§ **Provided data**:
========================================

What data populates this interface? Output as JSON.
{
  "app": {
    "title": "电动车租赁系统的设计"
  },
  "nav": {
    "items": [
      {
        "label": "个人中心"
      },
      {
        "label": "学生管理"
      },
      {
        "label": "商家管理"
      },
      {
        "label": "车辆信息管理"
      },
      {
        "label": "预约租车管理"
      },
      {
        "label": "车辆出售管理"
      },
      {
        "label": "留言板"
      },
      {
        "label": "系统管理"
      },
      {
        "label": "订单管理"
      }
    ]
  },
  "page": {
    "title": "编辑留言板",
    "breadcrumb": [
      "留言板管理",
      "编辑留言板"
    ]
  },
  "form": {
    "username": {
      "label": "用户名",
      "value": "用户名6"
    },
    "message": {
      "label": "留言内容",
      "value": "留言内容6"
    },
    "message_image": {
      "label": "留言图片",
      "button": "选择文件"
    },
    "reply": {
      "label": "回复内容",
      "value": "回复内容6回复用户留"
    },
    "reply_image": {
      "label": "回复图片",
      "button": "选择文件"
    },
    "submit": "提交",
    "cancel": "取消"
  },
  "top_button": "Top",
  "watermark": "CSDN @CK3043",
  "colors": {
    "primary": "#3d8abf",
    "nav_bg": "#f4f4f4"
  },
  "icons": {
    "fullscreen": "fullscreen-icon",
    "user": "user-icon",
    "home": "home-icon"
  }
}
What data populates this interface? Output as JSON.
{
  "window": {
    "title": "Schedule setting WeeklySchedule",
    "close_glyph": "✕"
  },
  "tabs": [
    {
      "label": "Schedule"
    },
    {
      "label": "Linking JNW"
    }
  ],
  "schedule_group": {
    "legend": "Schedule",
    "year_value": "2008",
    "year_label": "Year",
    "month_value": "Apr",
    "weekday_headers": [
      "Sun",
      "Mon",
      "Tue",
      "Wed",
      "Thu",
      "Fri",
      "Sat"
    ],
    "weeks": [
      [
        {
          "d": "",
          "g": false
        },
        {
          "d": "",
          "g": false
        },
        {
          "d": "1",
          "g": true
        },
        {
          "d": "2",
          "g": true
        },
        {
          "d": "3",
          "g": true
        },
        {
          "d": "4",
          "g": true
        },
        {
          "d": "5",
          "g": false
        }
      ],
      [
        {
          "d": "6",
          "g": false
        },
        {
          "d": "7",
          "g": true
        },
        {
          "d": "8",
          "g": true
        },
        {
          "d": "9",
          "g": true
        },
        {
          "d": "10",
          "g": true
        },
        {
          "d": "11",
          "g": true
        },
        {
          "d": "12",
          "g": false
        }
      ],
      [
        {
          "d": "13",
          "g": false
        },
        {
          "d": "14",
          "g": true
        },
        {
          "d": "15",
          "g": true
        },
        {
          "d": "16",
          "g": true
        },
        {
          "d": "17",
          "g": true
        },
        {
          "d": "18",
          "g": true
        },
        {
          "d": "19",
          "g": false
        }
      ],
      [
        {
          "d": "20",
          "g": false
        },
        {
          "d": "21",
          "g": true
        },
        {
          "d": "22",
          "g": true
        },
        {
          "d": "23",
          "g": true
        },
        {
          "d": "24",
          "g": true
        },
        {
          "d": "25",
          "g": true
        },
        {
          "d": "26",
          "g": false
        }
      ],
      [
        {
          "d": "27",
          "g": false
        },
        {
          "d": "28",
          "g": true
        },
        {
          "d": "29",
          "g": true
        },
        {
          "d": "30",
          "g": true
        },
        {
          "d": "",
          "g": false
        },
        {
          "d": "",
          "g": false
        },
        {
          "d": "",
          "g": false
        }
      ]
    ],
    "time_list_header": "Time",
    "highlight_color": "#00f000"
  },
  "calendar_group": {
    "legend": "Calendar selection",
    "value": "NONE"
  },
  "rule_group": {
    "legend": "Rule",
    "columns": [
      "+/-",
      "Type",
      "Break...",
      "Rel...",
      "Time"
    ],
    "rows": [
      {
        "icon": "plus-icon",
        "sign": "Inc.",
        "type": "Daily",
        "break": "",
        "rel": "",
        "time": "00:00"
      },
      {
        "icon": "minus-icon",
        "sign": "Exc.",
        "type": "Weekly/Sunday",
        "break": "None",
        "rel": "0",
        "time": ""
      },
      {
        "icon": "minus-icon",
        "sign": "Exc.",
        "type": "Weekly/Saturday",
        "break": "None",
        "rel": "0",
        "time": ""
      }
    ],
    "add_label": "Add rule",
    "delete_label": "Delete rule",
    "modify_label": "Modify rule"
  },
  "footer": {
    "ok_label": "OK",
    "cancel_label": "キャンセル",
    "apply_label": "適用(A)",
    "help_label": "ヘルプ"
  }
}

========================================

§ **Exercise task**:
Every record above needs to be repeated word for word.

§ **Solution**:
What data populates this interface? Output as JSON.
{
  "app": {
    "title": "电动车租赁系统的设计"
  },
  "nav": {
    "items": [
      {
        "label": "个人中心"
      },
      {
        "label": "学生管理"
      },
      {
        "label": "商家管理"
      },
      {
        "label": "车辆信息管理"
      },
      {
        "label": "预约租车管理"
      },
      {
        "label": "车辆出售管理"
      },
      {
        "label": "留言板"
      },
      {
        "label": "系统管理"
      },
      {
        "label": "订单管理"
      }
    ]
  },
  "page": {
    "title": "编辑留言板",
    "breadcrumb": [
      "留言板管理",
      "编辑留言板"
    ]
  },
  "form": {
    "username": {
      "label": "用户名",
      "value": "用户名6"
    },
    "message": {
      "label": "留言内容",
      "value": "留言内容6"
    },
    "message_image": {
      "label": "留言图片",
      "button": "选择文件"
    },
    "reply": {
      "label": "回复内容",
      "value": "回复内容6回复用户留"
    },
    "reply_image": {
      "label": "回复图片",
      "button": "选择文件"
    },
    "submit": "提交",
    "cancel": "取消"
  },
  "top_button": "Top",
  "watermark": "CSDN @CK3043",
  "colors": {
    "primary": "#3d8abf",
    "nav_bg": "#f4f4f4"
  },
  "icons": {
    "fullscreen": "fullscreen-icon",
    "user": "user-icon",
    "home": "home-icon"
  }
}
What data populates this interface? Output as JSON.
{
  "window": {
    "title": "Schedule setting WeeklySchedule",
    "close_glyph": "✕"
  },
  "tabs": [
    {
      "label": "Schedule"
    },
    {
      "label": "Linking JNW"
    }
  ],
  "schedule_group": {
    "legend": "Schedule",
    "year_value": "2008",
    "year_label": "Year",
    "month_value": "Apr",
    "weekday_headers": [
      "Sun",
      "Mon",
      "Tue",
      "Wed",
      "Thu",
      "Fri",
      "Sat"
    ],
    "weeks": [
      [
        {
          "d": "",
          "g": false
        },
        {
          "d": "",
          "g": false
        },
        {
          "d": "1",
          "g": true
        },
        {
          "d": "2",
          "g": true
        },
        {
          "d": "3",
          "g": true
        },
        {
          "d": "4",
          "g": true
        },
        {
          "d": "5",
          "g": false
        }
      ],
      [
        {
          "d": "6",
          "g": false
        },
        {
          "d": "7",
          "g": true
        },
        {
          "d": "8",
          "g": true
        },
        {
          "d": "9",
          "g": true
        },
        {
          "d": "10",
          "g": true
        },
        {
          "d": "11",
          "g": true
        },
        {
          "d": "12",
          "g": false
        }
      ],
      [
        {
          "d": "13",
          "g": false
        },
        {
          "d": "14",
          "g": true
        },
        {
          "d": "15",
          "g": true
        },
        {
          "d": "16",
          "g": true
        },
        {
          "d": "17",
          "g": true
        },
        {
          "d": "18",
          "g": true
        },
        {
          "d": "19",
          "g": false
        }
      ],
      [
        {
          "d": "20",
          "g": false
        },
        {
          "d": "21",
          "g": true
        },
        {
          "d": "22",
          "g": true
        },
        {
          "d": "23",
          "g": true
        },
        {
          "d": "24",
          "g": true
        },
        {
          "d": "25",
          "g": true
        },
        {
          "d": "26",
          "g": false
        }
      ],
      [
        {
          "d": "27",
          "g": false
        },
        {
          "d": "28",
          "g": true
        },
        {
          "d": "29",
          "g": true
        },
        {
          "d": "30",
          "g": true
        },
        {
          "d": "",
          "g": false
        },
        {
          "d": "",
          "g": false
        },
        {
          "d": "",
          "g": false
        }
      ]
    ],
    "time_list_header": "Time",
    "highlight_color": "#00f000"
  },
  "calendar_group": {
    "legend": "Calendar selection",
    "value": "NONE"
  },
  "rule_group": {
    "legend": "Rule",
    "columns": [
      "+/-",
      "Type",
      "Break...",
      "Rel...",
      "Time"
    ],
    "rows": [
      {
        "icon": "plus-icon",
        "sign": "Inc.",
        "type": "Daily",
        "break": "",
        "rel": "",
        "time": "00:00"
      },
      {
        "icon": "minus-icon",
        "sign": "Exc.",
        "type": "Weekly/Sunday",
        "break": "None",
        "rel": "0",
        "time": ""
      },
      {
        "icon": "minus-icon",
        "sign": "Exc.",
        "type": "Weekly/Saturday",
        "break": "None",
        "rel": "0",
        "time": ""
      }
    ],
    "add_label": "Add rule",
    "delete_label": "Delete rule",
    "modify_label": "Modify rule"
  },
  "footer": {
    "ok_label": "OK",
    "cancel_label": "キャンセル",
    "apply_label": "適用(A)",
    "help_label": "ヘルプ"
  }
}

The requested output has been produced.